[The request] Nothing in the data should change when you return it, but leave the pictures out.

[Input for this task]
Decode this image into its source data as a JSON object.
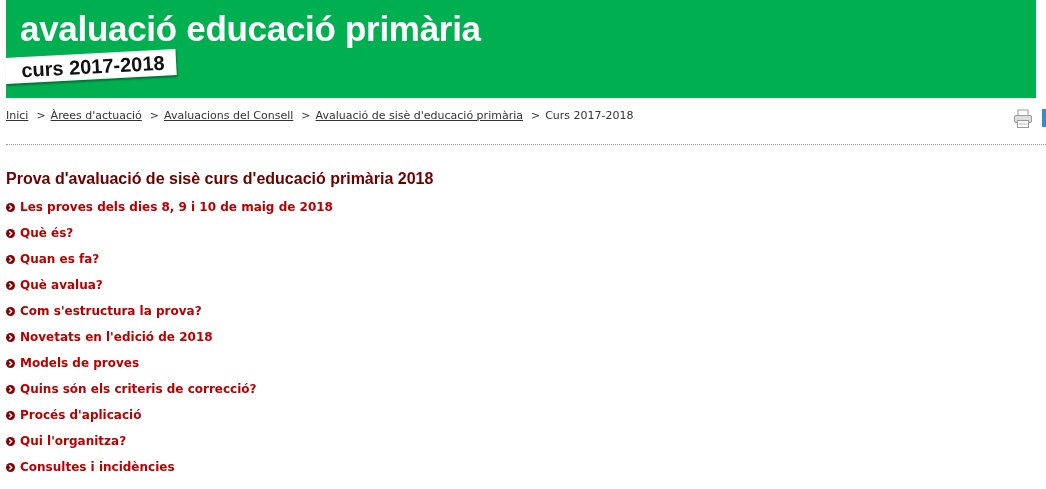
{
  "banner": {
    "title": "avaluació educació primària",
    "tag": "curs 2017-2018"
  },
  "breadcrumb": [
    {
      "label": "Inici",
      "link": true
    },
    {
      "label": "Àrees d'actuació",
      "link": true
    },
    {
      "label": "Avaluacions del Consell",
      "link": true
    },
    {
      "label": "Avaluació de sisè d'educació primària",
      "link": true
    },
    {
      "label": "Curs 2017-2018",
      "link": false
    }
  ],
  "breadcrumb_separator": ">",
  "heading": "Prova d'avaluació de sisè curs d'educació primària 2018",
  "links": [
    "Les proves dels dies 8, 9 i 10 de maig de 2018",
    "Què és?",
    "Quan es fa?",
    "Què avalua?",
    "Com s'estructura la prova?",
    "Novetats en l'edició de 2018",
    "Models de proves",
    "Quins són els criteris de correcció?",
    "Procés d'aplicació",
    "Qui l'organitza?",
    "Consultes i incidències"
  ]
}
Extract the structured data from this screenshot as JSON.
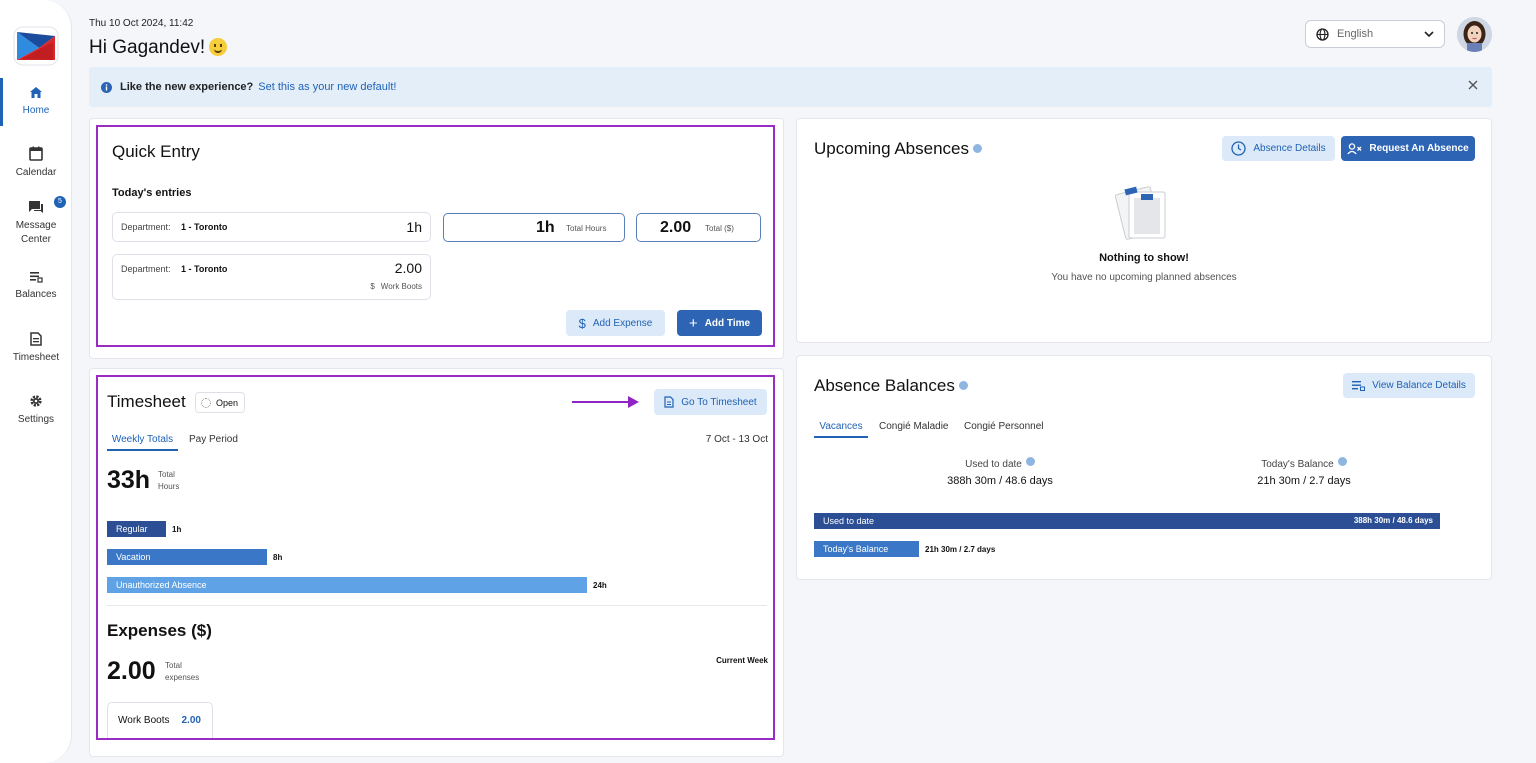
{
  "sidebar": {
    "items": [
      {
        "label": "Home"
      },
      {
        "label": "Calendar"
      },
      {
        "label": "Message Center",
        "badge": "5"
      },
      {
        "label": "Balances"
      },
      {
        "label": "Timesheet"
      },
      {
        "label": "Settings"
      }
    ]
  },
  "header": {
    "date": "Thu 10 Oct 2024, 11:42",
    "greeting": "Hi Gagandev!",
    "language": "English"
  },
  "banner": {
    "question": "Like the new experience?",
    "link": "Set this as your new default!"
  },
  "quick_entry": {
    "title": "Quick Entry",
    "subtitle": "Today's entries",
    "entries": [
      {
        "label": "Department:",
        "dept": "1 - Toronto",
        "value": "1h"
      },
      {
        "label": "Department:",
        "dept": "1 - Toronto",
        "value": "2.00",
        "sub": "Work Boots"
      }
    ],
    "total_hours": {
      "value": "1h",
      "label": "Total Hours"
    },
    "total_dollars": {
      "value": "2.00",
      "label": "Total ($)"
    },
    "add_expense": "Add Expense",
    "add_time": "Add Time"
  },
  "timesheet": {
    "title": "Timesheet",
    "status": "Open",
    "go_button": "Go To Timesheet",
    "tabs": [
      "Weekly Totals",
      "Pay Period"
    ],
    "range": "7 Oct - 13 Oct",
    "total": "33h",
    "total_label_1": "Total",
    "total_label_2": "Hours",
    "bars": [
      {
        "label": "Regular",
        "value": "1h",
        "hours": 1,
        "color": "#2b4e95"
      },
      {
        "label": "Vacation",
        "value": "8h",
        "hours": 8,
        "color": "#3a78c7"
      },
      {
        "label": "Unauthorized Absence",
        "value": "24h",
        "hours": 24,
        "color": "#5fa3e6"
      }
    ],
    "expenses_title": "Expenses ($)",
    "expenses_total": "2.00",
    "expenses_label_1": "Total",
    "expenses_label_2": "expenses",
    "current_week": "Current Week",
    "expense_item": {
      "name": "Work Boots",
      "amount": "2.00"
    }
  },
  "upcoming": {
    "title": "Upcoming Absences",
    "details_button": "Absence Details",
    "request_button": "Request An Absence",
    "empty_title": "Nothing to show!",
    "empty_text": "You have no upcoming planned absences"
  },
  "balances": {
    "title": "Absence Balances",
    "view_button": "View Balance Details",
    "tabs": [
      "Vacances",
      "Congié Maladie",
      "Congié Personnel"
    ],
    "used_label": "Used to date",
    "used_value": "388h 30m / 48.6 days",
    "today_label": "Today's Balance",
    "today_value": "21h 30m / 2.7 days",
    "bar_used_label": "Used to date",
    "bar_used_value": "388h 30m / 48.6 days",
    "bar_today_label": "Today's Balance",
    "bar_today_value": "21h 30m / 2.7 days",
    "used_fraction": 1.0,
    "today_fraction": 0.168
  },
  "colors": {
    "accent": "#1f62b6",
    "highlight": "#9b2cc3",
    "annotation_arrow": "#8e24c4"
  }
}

[Exercise response]
Decode this image into its source data as a JSON object.
{
  "banner": {
    "title": "avaluació educació primària",
    "tag": "curs 2017-2018"
  },
  "breadcrumb": [
    {
      "label": "Inici",
      "link": true
    },
    {
      "label": "Àrees d'actuació",
      "link": true
    },
    {
      "label": "Avaluacions del Consell",
      "link": true
    },
    {
      "label": "Avaluació de sisè d'educació primària",
      "link": true
    },
    {
      "label": "Curs 2017-2018",
      "link": false
    }
  ],
  "breadcrumb_separator": ">",
  "heading": "Prova d'avaluació de sisè curs d'educació primària 2018",
  "links": [
    "Les proves dels dies 8, 9 i 10 de maig de 2018",
    "Què és?",
    "Quan es fa?",
    "Què avalua?",
    "Com s'estructura la prova?",
    "Novetats en l'edició de 2018",
    "Models de proves",
    "Quins són els criteris de correcció?",
    "Procés d'aplicació",
    "Qui l'organitza?",
    "Consultes i incidències"
  ]
}
Extract the structured data from this screenshot as JSON.
{
  "sidebar": {
    "items": [
      {
        "label": "Home"
      },
      {
        "label": "Calendar"
      },
      {
        "label": "Message Center",
        "badge": "5"
      },
      {
        "label": "Balances"
      },
      {
        "label": "Timesheet"
      },
      {
        "label": "Settings"
      }
    ]
  },
  "header": {
    "date": "Thu 10 Oct 2024, 11:42",
    "greeting": "Hi Gagandev!",
    "language": "English"
  },
  "banner": {
    "question": "Like the new experience?",
    "link": "Set this as your new default!"
  },
  "quick_entry": {
    "title": "Quick Entry",
    "subtitle": "Today's entries",
    "entries": [
      {
        "label": "Department:",
        "dept": "1 - Toronto",
        "value": "1h"
      },
      {
        "label": "Department:",
        "dept": "1 - Toronto",
        "value": "2.00",
        "sub": "Work Boots"
      }
    ],
    "total_hours": {
      "value": "1h",
      "label": "Total Hours"
    },
    "total_dollars": {
      "value": "2.00",
      "label": "Total ($)"
    },
    "add_expense": "Add Expense",
    "add_time": "Add Time"
  },
  "timesheet": {
    "title": "Timesheet",
    "status": "Open",
    "go_button": "Go To Timesheet",
    "tabs": [
      "Weekly Totals",
      "Pay Period"
    ],
    "range": "7 Oct - 13 Oct",
    "total": "33h",
    "total_label_1": "Total",
    "total_label_2": "Hours",
    "bars": [
      {
        "label": "Regular",
        "value": "1h",
        "hours": 1,
        "color": "#2b4e95"
      },
      {
        "label": "Vacation",
        "value": "8h",
        "hours": 8,
        "color": "#3a78c7"
      },
      {
        "label": "Unauthorized Absence",
        "value": "24h",
        "hours": 24,
        "color": "#5fa3e6"
      }
    ],
    "expenses_title": "Expenses ($)",
    "expenses_total": "2.00",
    "expenses_label_1": "Total",
    "expenses_label_2": "expenses",
    "current_week": "Current Week",
    "expense_item": {
      "name": "Work Boots",
      "amount": "2.00"
    }
  },
  "upcoming": {
    "title": "Upcoming Absences",
    "details_button": "Absence Details",
    "request_button": "Request An Absence",
    "empty_title": "Nothing to show!",
    "empty_text": "You have no upcoming planned absences"
  },
  "balances": {
    "title": "Absence Balances",
    "view_button": "View Balance Details",
    "tabs": [
      "Vacances",
      "Congié Maladie",
      "Congié Personnel"
    ],
    "used_label": "Used to date",
    "used_value": "388h 30m / 48.6 days",
    "today_label": "Today's Balance",
    "today_value": "21h 30m / 2.7 days",
    "bar_used_label": "Used to date",
    "bar_used_value": "388h 30m / 48.6 days",
    "bar_today_label": "Today's Balance",
    "bar_today_value": "21h 30m / 2.7 days",
    "used_fraction": 1.0,
    "today_fraction": 0.168
  },
  "colors": {
    "accent": "#1f62b6",
    "highlight": "#9b2cc3",
    "annotation_arrow": "#8e24c4"
  }
}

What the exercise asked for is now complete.